* [Task details]: Bring together all lines of the material below that contain the string "name".

* [Exercise input]:
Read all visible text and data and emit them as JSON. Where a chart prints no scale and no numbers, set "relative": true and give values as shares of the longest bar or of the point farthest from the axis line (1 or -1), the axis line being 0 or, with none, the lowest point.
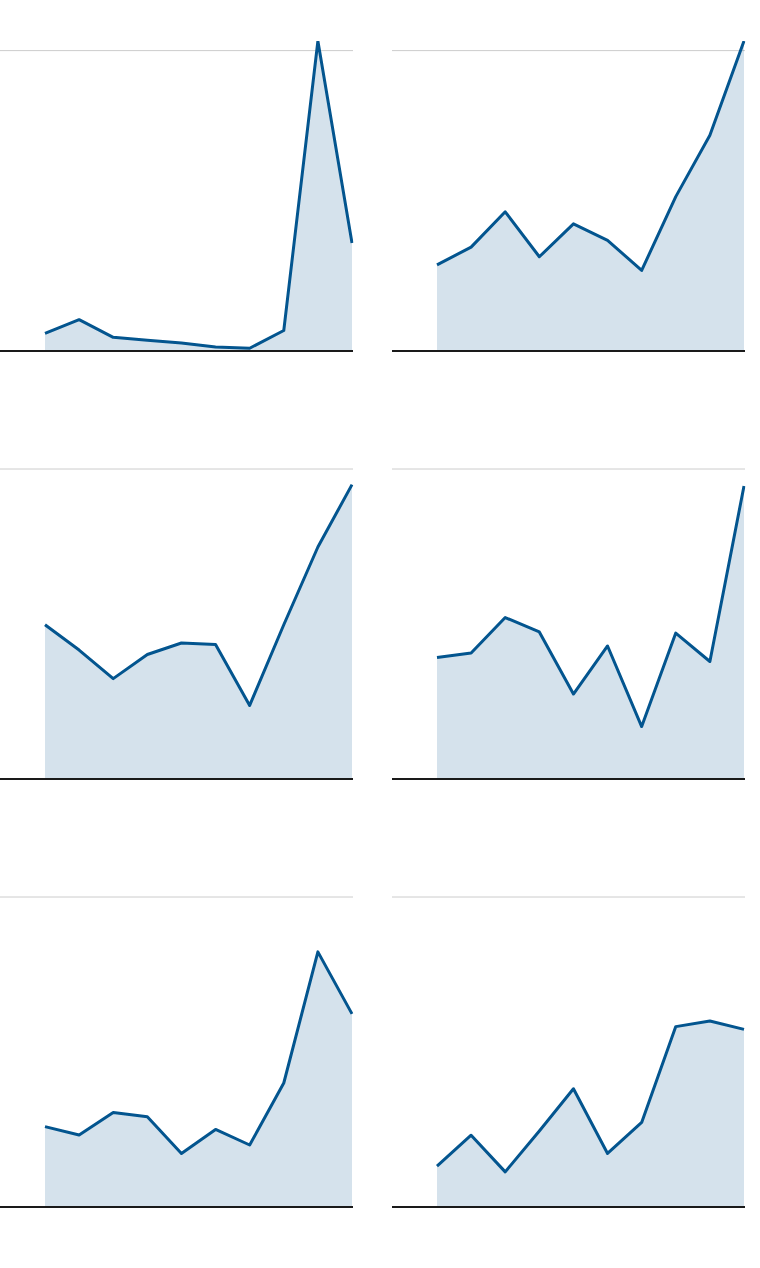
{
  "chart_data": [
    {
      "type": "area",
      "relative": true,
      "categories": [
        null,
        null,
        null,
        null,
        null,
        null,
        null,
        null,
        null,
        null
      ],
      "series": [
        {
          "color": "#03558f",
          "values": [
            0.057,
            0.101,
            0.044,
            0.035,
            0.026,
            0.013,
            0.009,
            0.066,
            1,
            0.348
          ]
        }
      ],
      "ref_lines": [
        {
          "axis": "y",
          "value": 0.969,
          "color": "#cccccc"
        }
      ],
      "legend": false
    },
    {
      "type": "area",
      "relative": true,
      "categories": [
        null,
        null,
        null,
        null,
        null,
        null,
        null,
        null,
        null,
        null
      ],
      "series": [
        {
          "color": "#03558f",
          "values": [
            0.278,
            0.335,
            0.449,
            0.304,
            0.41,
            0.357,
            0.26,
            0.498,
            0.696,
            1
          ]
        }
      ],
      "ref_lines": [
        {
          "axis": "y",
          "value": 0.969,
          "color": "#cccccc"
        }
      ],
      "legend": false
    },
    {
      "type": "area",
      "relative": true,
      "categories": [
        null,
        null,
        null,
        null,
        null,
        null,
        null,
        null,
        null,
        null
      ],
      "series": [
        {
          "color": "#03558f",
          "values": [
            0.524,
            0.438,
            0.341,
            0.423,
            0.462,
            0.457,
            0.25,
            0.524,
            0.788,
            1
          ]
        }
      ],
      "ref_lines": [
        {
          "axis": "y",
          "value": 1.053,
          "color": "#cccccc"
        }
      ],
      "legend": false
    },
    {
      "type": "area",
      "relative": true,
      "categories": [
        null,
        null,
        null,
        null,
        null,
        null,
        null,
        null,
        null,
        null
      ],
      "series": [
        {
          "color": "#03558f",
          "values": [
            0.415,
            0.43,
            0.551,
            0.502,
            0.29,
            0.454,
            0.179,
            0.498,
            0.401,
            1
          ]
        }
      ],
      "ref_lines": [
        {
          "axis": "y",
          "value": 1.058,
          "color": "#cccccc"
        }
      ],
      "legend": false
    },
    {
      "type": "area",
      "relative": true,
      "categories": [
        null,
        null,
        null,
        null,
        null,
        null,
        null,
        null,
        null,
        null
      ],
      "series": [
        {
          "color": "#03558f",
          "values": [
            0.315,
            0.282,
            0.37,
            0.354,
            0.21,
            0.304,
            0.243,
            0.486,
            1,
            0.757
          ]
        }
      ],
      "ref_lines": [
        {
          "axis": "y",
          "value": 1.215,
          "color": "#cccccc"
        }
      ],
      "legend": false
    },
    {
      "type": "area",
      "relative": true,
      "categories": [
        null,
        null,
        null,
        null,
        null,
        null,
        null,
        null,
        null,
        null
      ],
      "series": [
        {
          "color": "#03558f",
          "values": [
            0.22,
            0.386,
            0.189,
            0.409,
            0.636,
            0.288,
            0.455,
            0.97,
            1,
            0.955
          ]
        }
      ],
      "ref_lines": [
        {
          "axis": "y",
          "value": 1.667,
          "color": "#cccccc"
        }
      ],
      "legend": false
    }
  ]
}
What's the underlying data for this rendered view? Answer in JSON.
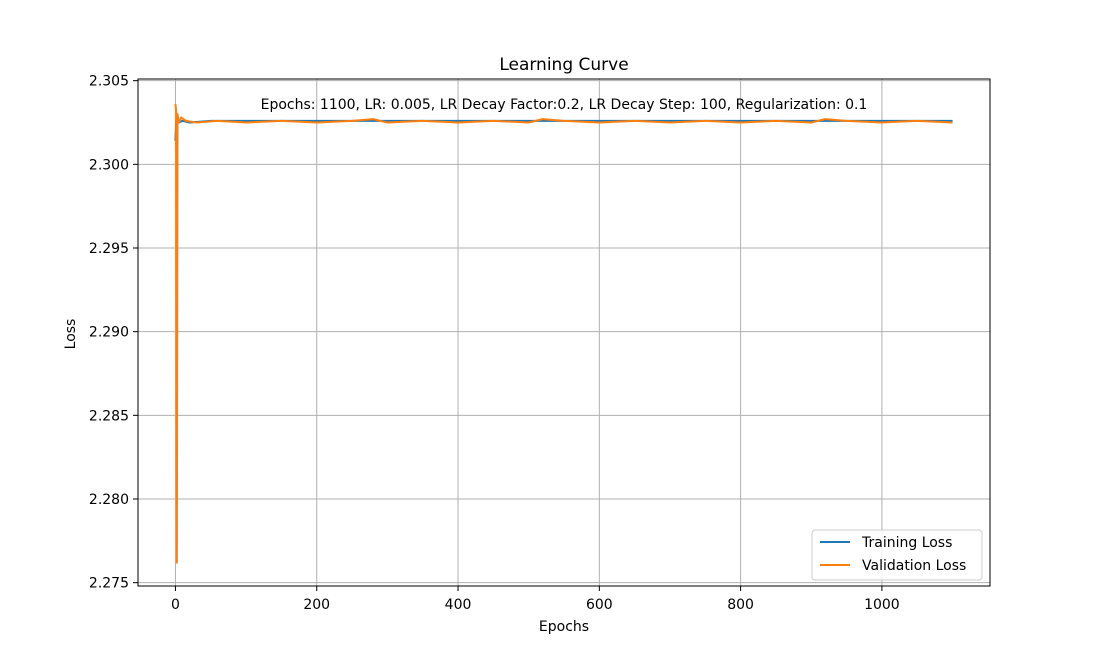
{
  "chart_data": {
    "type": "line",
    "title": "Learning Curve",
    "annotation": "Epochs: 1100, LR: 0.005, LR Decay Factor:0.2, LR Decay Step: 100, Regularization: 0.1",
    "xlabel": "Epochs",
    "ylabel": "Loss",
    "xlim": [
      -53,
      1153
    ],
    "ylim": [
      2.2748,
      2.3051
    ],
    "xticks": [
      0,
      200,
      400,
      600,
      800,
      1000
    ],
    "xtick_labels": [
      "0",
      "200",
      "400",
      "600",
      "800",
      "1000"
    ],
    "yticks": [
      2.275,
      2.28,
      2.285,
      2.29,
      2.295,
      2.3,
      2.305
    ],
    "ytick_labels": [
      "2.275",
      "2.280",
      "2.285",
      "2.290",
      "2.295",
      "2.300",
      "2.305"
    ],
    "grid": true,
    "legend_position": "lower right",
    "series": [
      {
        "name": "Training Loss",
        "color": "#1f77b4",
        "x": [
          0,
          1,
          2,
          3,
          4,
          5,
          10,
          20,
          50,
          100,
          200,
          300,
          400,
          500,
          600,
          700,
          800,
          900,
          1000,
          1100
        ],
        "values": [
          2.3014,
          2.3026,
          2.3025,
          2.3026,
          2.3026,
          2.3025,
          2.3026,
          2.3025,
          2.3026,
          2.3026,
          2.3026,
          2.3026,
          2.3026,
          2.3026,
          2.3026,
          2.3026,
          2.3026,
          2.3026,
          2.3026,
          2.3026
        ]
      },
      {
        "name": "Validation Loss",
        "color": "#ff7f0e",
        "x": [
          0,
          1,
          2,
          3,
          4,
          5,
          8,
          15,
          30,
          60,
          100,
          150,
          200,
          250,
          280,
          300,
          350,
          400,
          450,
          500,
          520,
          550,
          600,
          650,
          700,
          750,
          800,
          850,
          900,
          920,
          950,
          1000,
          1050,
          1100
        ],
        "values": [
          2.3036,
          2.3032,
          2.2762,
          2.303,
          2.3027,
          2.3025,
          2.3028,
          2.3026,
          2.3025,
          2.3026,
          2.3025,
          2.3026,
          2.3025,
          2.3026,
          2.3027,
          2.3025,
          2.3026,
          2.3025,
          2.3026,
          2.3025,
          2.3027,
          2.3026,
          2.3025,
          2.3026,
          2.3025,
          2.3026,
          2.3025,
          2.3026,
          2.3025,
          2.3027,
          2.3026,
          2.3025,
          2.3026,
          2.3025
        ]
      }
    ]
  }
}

* [Written solution]:
        "name": "Training Loss",
        "name": "Validation Loss",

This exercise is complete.